Challenge: Return all entries precisely as they stand, without the images.

** START OF Data listing **

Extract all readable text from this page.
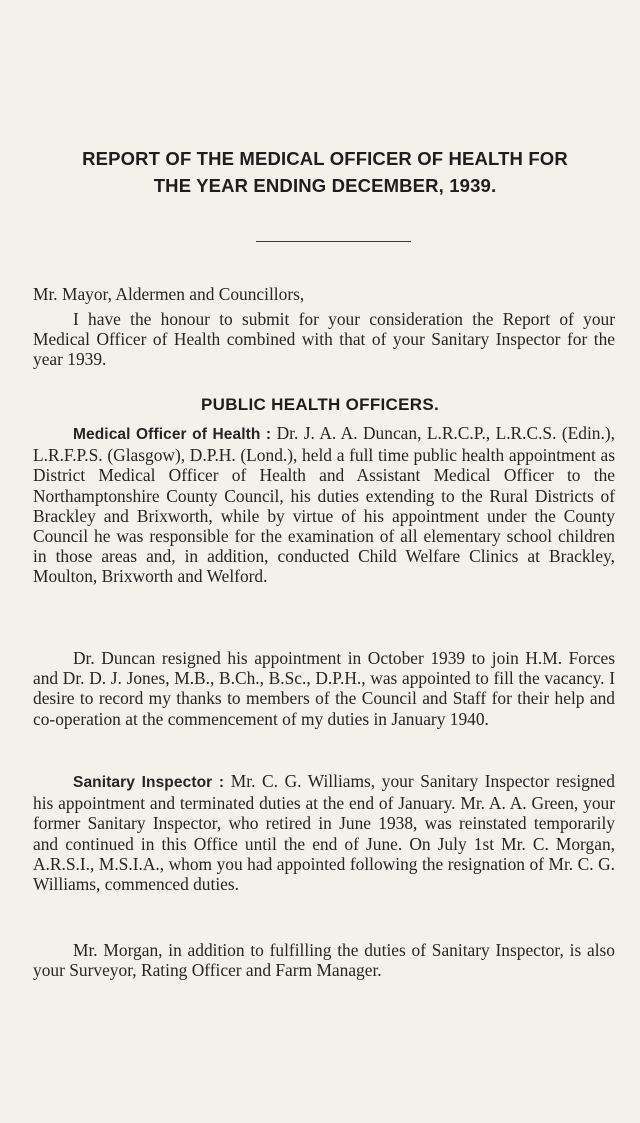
REPORT OF THE MEDICAL OFFICER OF HEALTH FOR
THE YEAR ENDING DECEMBER, 1939.
Mr. Mayor, Aldermen and Councillors,

I have the honour to submit for your consideration the Report of your Medical Officer of Health combined with that of your Sanitary Inspector for the year 1939.

PUBLIC HEALTH OFFICERS.

Medical Officer of Health : Dr. J. A. A. Duncan, L.R.C.P., L.R.C.S. (Edin.), L.R.F.P.S. (Glasgow), D.P.H. (Lond.), held a full time public health appointment as District Medical Officer of Health and Assistant Medical Officer to the Northamptonshire County Council, his duties extending to the Rural Districts of Brackley and Brixworth, while by virtue of his appointment under the County Council he was responsible for the examination of all elementary school children in those areas and, in addition, conducted Child Welfare Clinics at Brackley, Moulton, Brixworth and Welford.

Dr. Duncan resigned his appointment in October 1939 to join H.M. Forces and Dr. D. J. Jones, M.B., B.Ch., B.Sc., D.P.H., was appointed to fill the vacancy. I desire to record my thanks to members of the Council and Staff for their help and co-operation at the commencement of my duties in January 1940.

Sanitary Inspector : Mr. C. G. Williams, your Sanitary Inspector resigned his appointment and terminated duties at the end of January. Mr. A. A. Green, your former Sanitary Inspector, who retired in June 1938, was reinstated temporarily and continued in this Office until the end of June. On July 1st Mr. C. Morgan, A.R.S.I., M.S.I.A., whom you had appointed following the resignation of Mr. C. G. Williams, commenced duties.

Mr. Morgan, in addition to fulfilling the duties of Sanitary Inspector, is also your Surveyor, Rating Officer and Farm Manager.
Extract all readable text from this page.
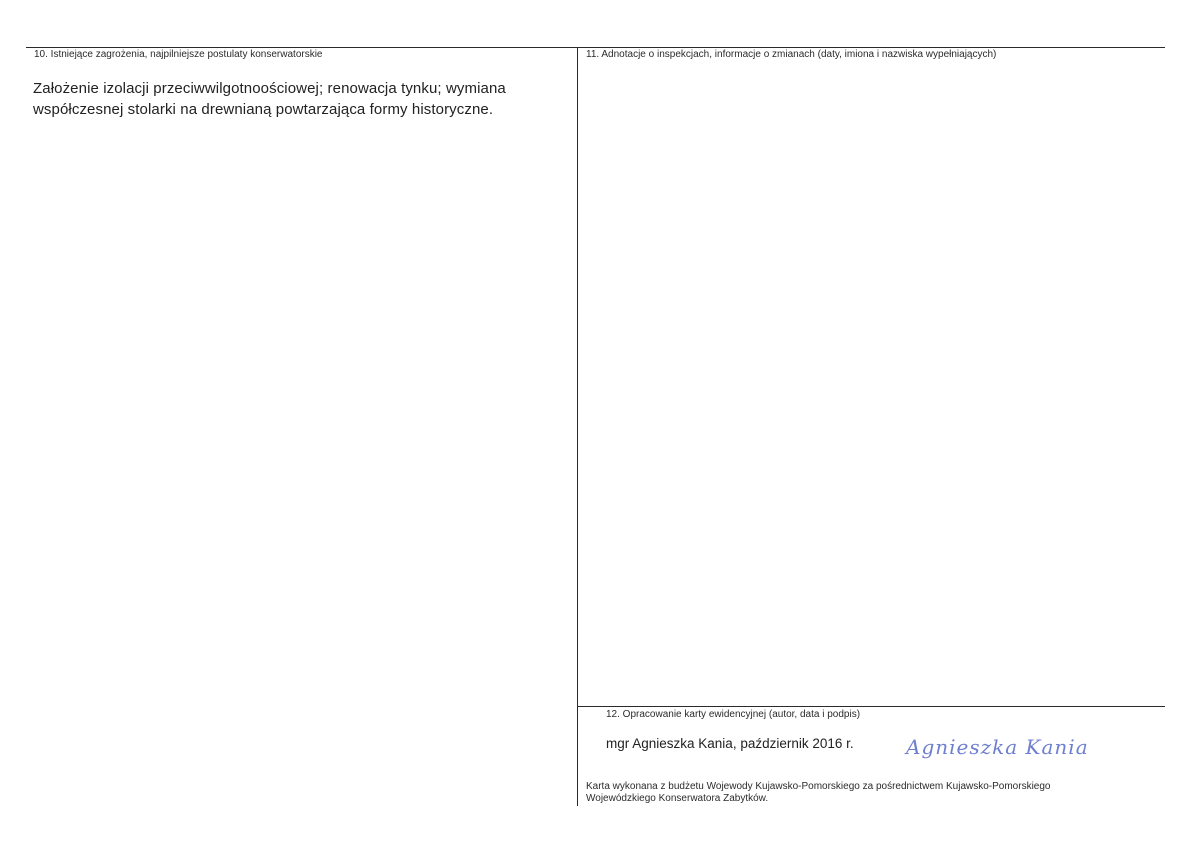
10. Istniejące zagrożenia, najpilniejsze postulaty konserwatorskie
Założenie izolacji przeciwwilgotnoościowej; renowacja tynku; wymiana współczesnej stolarki na drewnianą powtarzająca formy historyczne.
11. Adnotacje o inspekcjach, informacje o zmianach (daty, imiona i nazwiska wypełniających)
12. Opracowanie karty ewidencyjnej (autor, data i podpis)
mgr Agnieszka Kania, październik 2016 r.	Agnieszka Kania
Karta wykonana z budżetu Wojewody Kujawsko-Pomorskiego za pośrednictwem Kujawsko-Pomorskiego
Wojewódzkiego Konserwatora Zabytków.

** END OF Data listing **

Output of the exercise:
Extract all readable text from this page.
REPORT OF THE MEDICAL OFFICER OF HEALTH FOR
THE YEAR ENDING DECEMBER, 1939.
Mr. Mayor, Aldermen and Councillors,

I have the honour to submit for your consideration the Report of your Medical Officer of Health combined with that of your Sanitary Inspector for the year 1939.

PUBLIC HEALTH OFFICERS.

Medical Officer of Health : Dr. J. A. A. Duncan, L.R.C.P., L.R.C.S. (Edin.), L.R.F.P.S. (Glasgow), D.P.H. (Lond.), held a full time public health appointment as District Medical Officer of Health and Assistant Medical Officer to the Northamptonshire County Council, his duties extending to the Rural Districts of Brackley and Brixworth, while by virtue of his appointment under the County Council he was responsible for the examination of all elementary school children in those areas and, in addition, conducted Child Welfare Clinics at Brackley, Moulton, Brixworth and Welford.

Dr. Duncan resigned his appointment in October 1939 to join H.M. Forces and Dr. D. J. Jones, M.B., B.Ch., B.Sc., D.P.H., was appointed to fill the vacancy. I desire to record my thanks to members of the Council and Staff for their help and co-operation at the commencement of my duties in January 1940.

Sanitary Inspector : Mr. C. G. Williams, your Sanitary Inspector resigned his appointment and terminated duties at the end of January. Mr. A. A. Green, your former Sanitary Inspector, who retired in June 1938, was reinstated temporarily and continued in this Office until the end of June. On July 1st Mr. C. Morgan, A.R.S.I., M.S.I.A., whom you had appointed following the resignation of Mr. C. G. Williams, commenced duties.

Mr. Morgan, in addition to fulfilling the duties of Sanitary Inspector, is also your Surveyor, Rating Officer and Farm Manager.
Extract all readable text from this page.
10. Istniejące zagrożenia, najpilniejsze postulaty konserwatorskie
Założenie izolacji przeciwwilgotnoościowej; renowacja tynku; wymiana współczesnej stolarki na drewnianą powtarzająca formy historyczne.
11. Adnotacje o inspekcjach, informacje o zmianach (daty, imiona i nazwiska wypełniających)
12. Opracowanie karty ewidencyjnej (autor, data i podpis)
mgr Agnieszka Kania, październik 2016 r.	Agnieszka Kania
Karta wykonana z budżetu Wojewody Kujawsko-Pomorskiego za pośrednictwem Kujawsko-Pomorskiego
Wojewódzkiego Konserwatora Zabytków.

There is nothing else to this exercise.